====== SOURCE MATERIAL
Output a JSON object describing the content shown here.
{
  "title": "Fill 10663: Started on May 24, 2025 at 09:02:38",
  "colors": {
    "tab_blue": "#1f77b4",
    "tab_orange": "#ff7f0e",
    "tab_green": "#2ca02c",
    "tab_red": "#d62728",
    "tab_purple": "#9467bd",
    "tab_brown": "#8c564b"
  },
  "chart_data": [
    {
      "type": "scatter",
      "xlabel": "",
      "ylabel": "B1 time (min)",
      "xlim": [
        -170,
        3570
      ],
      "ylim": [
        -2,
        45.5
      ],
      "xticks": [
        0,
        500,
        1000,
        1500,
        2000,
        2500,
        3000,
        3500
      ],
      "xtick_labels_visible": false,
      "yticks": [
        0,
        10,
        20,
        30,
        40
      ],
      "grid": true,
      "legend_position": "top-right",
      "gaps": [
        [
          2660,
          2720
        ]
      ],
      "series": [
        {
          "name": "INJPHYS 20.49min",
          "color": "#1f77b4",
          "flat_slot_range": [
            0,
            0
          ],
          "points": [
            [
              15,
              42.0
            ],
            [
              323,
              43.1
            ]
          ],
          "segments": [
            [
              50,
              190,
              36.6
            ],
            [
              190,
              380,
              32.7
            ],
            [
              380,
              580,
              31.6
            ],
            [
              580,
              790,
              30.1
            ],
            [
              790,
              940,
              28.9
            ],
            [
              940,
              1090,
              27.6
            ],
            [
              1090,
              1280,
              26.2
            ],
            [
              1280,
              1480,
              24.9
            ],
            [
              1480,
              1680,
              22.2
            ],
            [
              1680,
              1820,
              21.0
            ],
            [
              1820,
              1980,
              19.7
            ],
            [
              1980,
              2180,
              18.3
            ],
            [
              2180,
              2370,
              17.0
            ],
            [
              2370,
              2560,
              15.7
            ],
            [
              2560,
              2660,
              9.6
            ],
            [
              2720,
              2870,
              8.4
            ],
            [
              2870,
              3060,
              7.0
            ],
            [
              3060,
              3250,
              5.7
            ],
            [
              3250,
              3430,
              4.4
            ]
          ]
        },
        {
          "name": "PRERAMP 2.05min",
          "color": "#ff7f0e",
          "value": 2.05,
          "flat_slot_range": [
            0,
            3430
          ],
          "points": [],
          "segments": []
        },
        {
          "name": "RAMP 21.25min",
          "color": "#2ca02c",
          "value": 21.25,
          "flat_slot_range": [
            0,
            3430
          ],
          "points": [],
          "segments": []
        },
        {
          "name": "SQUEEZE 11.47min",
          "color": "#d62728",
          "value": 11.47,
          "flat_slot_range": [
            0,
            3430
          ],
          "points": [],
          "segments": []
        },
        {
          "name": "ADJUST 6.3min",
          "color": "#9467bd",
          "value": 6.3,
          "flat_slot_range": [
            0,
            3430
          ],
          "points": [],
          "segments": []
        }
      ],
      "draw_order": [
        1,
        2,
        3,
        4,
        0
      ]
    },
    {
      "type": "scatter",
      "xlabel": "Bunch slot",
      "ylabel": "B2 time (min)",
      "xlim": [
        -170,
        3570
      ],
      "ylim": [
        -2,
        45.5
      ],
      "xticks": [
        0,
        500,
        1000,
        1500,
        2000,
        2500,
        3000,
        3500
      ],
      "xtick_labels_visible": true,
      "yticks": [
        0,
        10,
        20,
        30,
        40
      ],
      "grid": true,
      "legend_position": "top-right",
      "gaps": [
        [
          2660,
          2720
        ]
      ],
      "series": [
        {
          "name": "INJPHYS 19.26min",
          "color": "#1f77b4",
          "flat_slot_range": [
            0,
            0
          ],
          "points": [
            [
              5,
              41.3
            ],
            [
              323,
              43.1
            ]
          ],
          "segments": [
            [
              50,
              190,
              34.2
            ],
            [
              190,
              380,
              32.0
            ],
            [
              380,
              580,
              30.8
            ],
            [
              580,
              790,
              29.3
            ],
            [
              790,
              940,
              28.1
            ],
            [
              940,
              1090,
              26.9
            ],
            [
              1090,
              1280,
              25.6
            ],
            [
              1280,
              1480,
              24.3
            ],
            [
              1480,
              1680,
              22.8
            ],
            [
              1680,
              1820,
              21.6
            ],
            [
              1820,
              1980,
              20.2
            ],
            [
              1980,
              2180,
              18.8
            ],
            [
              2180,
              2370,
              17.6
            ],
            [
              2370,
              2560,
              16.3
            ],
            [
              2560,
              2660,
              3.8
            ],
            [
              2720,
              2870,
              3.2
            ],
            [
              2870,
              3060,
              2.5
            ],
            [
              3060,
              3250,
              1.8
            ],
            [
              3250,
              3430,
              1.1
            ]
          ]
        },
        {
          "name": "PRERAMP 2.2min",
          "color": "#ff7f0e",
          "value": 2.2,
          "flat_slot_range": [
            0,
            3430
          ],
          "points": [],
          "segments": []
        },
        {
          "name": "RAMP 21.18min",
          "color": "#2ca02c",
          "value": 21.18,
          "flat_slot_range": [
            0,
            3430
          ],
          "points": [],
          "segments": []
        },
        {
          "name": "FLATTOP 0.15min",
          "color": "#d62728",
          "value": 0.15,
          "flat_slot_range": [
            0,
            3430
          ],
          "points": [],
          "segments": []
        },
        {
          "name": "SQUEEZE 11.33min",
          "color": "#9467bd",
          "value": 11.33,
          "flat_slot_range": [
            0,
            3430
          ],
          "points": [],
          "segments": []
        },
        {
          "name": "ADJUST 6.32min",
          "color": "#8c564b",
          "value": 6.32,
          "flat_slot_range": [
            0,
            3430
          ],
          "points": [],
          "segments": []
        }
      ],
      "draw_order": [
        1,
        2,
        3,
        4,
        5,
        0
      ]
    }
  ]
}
============
TASK PROMPT: Collect each line of the entries that has the word "ADJUST", copying it in full.

FINISHED EXERCISE:
          "name": "ADJUST 6.3min",
          "name": "ADJUST 6.32min",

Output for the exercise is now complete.